> WRITTEN EXERCISE: Find every line with the word "week" and report how many there are, without any other text.

(Dataset excerpt)
** Begin **

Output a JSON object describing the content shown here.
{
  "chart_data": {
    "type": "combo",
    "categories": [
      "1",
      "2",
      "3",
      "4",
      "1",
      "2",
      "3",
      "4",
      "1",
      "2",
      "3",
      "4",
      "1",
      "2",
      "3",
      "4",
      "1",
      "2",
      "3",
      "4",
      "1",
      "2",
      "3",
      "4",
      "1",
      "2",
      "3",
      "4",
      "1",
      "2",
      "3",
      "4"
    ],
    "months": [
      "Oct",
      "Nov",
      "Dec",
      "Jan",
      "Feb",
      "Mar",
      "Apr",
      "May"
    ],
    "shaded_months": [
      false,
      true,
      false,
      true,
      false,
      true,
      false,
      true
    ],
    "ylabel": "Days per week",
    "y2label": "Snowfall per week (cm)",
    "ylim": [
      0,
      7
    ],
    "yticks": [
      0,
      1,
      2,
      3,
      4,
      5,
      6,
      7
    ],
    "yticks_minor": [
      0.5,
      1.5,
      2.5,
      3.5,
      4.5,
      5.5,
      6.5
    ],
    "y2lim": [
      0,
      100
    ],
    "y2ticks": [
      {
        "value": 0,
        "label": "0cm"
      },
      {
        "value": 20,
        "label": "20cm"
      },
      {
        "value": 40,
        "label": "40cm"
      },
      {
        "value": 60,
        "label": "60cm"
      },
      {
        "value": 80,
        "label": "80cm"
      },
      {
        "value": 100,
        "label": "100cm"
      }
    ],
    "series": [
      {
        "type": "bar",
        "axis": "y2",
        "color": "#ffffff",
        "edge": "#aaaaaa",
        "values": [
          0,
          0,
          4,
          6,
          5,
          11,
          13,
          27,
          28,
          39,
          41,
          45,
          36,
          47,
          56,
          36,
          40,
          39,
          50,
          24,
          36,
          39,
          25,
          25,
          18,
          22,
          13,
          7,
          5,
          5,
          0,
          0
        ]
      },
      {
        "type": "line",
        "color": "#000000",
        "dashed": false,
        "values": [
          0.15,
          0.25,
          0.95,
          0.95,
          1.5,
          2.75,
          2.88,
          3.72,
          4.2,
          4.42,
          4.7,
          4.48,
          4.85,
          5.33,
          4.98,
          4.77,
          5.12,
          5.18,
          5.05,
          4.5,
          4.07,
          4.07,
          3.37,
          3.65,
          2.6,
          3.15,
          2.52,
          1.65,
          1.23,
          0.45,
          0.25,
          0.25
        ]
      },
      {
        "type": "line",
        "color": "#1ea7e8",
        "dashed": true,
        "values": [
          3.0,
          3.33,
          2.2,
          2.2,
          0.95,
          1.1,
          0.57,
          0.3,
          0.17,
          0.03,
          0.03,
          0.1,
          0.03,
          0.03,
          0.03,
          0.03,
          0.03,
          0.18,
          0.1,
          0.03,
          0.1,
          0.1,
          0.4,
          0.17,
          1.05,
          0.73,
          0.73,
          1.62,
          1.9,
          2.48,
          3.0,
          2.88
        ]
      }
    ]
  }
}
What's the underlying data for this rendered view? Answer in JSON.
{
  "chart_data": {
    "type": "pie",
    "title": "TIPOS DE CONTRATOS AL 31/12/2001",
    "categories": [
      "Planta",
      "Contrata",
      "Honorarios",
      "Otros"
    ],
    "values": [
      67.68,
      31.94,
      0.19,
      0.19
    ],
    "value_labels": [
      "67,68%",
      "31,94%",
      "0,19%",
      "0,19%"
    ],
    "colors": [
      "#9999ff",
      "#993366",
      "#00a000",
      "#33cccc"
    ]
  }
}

** End **

> RESULT OF THIS EXERCISE: 2